* _Sezione testo_:
Sali quassù, in modo che tu possa vedere le cose così come sono comprensibili da quel punto di vista che, per così dire, è quello di Dio: colui che era, che è, che viene, il principio e la fine, l’Alfa e l’Omega, l’Onnipotente, il Pantocrator. Vieni, sali quassù, ti mostrerò le cose. C’è una porta da varcare, questa porta è spalancata per l’occasione. Giovanni può attraversare la porta perché è autorizzato a farlo, è esattamente questo il dono carismatico che compete a lui, così come ad ogni altro credente. La porta è aperta, sali quassù e vedrai le cose come stanno.

Una voce lo chiama, una voce che già risuonava all’inizio di tutto, al cap. 1, come una tromba. Questa tromba suona per indire il giubileo. "Sali quassù, ti mostrerò le cose che debbono accadere in seguito". Questa formula linguistica è propria del linguaggio apocalittico, ricorre nel libro di Daniele, che è il grande testo apocalittico dell’AT., e sta ad indicare esattamente il compimento definitivo della storia guardata e interpretata a partire dalla fine: le cose che debbono accadere in seguito, le cose compiute. E’ in quanto le cose sono già compiute sotto lo sguardo del creatore che diventano comprensibili. Sali quassù.

* _Materiale fornito_:

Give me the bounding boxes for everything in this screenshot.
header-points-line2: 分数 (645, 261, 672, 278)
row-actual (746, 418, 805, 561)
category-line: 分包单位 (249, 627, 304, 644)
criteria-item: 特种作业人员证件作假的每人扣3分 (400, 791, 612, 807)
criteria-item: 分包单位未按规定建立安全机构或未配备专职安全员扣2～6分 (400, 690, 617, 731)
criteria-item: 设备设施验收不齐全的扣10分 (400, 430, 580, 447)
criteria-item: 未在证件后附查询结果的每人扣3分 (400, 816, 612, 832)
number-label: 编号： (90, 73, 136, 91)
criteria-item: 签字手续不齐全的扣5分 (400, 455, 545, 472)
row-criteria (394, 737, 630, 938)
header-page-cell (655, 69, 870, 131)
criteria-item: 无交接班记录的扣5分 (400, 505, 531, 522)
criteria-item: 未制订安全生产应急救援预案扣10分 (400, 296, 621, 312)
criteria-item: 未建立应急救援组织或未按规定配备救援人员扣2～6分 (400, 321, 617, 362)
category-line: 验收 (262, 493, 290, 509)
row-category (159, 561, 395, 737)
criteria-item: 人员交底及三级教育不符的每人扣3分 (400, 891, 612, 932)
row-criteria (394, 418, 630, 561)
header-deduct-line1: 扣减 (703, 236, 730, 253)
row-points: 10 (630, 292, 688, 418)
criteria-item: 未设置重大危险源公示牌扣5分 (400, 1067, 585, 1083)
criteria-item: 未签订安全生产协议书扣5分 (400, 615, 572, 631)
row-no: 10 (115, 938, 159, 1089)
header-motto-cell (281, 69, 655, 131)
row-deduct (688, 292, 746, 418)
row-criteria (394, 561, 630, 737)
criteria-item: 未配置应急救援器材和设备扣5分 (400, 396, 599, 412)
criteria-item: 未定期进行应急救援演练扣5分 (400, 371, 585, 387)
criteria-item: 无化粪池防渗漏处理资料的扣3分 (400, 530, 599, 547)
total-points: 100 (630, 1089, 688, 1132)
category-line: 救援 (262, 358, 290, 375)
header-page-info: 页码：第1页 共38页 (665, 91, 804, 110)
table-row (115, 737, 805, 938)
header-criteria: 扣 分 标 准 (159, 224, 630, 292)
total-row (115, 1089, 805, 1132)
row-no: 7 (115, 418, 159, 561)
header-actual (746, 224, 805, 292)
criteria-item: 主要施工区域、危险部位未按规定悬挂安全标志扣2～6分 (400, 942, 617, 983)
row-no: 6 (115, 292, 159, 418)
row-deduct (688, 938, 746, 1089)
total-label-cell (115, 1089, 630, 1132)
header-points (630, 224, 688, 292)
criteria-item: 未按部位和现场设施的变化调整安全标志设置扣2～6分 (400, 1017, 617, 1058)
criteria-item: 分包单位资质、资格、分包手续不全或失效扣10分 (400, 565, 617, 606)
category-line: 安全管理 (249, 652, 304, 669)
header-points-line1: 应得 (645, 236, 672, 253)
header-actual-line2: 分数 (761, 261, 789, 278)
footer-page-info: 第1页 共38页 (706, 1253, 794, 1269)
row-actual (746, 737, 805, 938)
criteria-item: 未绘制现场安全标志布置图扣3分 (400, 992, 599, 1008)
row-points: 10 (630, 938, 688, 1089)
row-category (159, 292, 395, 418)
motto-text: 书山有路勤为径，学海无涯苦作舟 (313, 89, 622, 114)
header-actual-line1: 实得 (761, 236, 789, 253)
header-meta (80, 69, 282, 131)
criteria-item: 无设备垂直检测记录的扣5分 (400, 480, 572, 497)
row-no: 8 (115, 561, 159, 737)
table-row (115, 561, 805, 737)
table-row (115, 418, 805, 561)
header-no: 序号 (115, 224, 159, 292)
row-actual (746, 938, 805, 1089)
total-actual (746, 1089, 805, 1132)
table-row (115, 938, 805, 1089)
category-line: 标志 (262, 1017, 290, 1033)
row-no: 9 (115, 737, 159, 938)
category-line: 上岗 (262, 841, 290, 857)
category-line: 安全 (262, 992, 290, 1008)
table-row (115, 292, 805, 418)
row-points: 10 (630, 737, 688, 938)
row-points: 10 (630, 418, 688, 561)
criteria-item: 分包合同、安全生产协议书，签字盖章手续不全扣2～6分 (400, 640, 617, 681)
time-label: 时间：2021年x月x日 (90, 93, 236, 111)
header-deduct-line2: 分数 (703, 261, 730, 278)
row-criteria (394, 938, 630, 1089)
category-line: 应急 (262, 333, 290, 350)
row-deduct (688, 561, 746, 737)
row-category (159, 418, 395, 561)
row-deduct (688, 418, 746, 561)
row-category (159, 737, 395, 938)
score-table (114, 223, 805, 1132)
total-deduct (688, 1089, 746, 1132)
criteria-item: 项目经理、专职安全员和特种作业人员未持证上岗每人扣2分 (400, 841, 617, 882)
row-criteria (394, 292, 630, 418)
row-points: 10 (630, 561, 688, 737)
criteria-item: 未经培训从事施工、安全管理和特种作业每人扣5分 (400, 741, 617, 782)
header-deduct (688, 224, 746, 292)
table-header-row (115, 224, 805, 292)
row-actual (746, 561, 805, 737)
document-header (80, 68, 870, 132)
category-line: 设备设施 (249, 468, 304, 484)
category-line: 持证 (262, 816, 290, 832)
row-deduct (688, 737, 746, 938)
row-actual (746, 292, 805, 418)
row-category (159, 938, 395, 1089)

* _Serie di esercizi_:
A. Secondo il commento sull'invito «Sali quassù», per quale motivo le cose diventano comprensibili? Rispondi in una o due frasi.
B. Scrivi il seguito del commento sull'invito «Sali quassù».

* _Elenco risposte_:
A. Le cose diventano comprensibili perché sono già compiute sotto lo sguardo del creatore. La storia viene infatti guardata e interpretata a partire dalla fine, cioè dal suo compimento definitivo.

B.
«Subito fui rapito in estasi». Giovanni fu preso da un vento poderoso, che lo trascina, lo trasporta, e, nello stesso tempo, lo riempie, lo trasforma, gli conferisce una nuova intensità vitale, una capacità di guardare, di sentire, di ascoltare, di comunicare: fui rapito in estasi. Questa estasi non è un assopimento melenso e svenevole, è un’esperienza di massimo potenziamento di tutte le capacità, le energie, le urgenze vitali.

Uno stava seduto su un trono

«Ed ecco, c'era un trono nel cielo, e sul trono uno stava seduto». Questo trono rinvia immediatamente a una corte, una reggia, una posizione regale, quella che compete esattamente a colui che siede su un trono, ma ci rendiamo subito conto che il trono di cui si parla, ha tutte le caratteristiche di un macigno cubico, la forma tipica degli altari. L’altare, nella concezione degli antichi, era un’ara, una graticola, un focolare dove brucia legna e rimane la brace sempre accesa, in modo che possa essere consumata la carne delle vittime. L’altare: un focolare massiccio, poderoso, che funziona come un’ara, al di sopra della quale spunta la fiamma. C’è uno che sta seduto sul trono: non ci viene descritto questo personaggio, che rimane anonimo. Il Dio vivente nell’ATn è senza nome o meglio: il nome che lo rivela, nello stesso tempo lo rende trascendente; è il nome impronunciabile. Dio siede sul trono. Da questo momento in poi sarà citato con questa circonlocuzione: "colui che siede sul trono".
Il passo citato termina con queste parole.